### TASK REQUIREMENTS
Give the number of lines that include the string "Usage", nothing more.

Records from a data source
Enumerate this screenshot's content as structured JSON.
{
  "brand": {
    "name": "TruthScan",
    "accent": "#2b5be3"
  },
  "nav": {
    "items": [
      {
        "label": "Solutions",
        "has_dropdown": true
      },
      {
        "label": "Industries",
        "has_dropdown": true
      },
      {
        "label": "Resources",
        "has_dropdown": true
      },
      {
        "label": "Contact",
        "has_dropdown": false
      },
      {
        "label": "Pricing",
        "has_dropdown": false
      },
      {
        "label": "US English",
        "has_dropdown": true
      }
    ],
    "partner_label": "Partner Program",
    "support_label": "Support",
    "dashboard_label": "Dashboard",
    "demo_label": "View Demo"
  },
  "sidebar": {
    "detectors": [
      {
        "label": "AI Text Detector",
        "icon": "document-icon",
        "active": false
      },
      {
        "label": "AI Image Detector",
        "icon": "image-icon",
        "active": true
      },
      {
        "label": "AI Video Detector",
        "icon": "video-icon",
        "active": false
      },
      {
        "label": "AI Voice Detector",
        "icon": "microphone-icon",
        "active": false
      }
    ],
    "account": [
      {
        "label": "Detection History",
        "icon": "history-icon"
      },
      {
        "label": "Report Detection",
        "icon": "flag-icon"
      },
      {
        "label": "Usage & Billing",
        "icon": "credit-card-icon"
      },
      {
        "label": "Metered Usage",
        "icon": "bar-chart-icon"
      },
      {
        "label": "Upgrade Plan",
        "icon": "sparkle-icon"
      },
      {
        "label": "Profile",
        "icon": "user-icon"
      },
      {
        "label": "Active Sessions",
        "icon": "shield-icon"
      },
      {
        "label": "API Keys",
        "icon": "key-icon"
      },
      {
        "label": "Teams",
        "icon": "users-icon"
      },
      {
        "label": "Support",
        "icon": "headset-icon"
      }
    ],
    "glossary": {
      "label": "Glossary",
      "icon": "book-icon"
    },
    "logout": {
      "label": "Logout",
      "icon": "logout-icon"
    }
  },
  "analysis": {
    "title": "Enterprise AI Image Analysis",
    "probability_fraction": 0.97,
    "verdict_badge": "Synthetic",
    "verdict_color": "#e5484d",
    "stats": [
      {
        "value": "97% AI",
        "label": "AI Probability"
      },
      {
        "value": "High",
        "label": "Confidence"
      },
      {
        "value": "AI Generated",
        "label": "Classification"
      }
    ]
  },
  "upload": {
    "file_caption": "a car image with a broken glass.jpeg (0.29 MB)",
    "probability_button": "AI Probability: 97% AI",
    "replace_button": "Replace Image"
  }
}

### TASK RESPONSE
2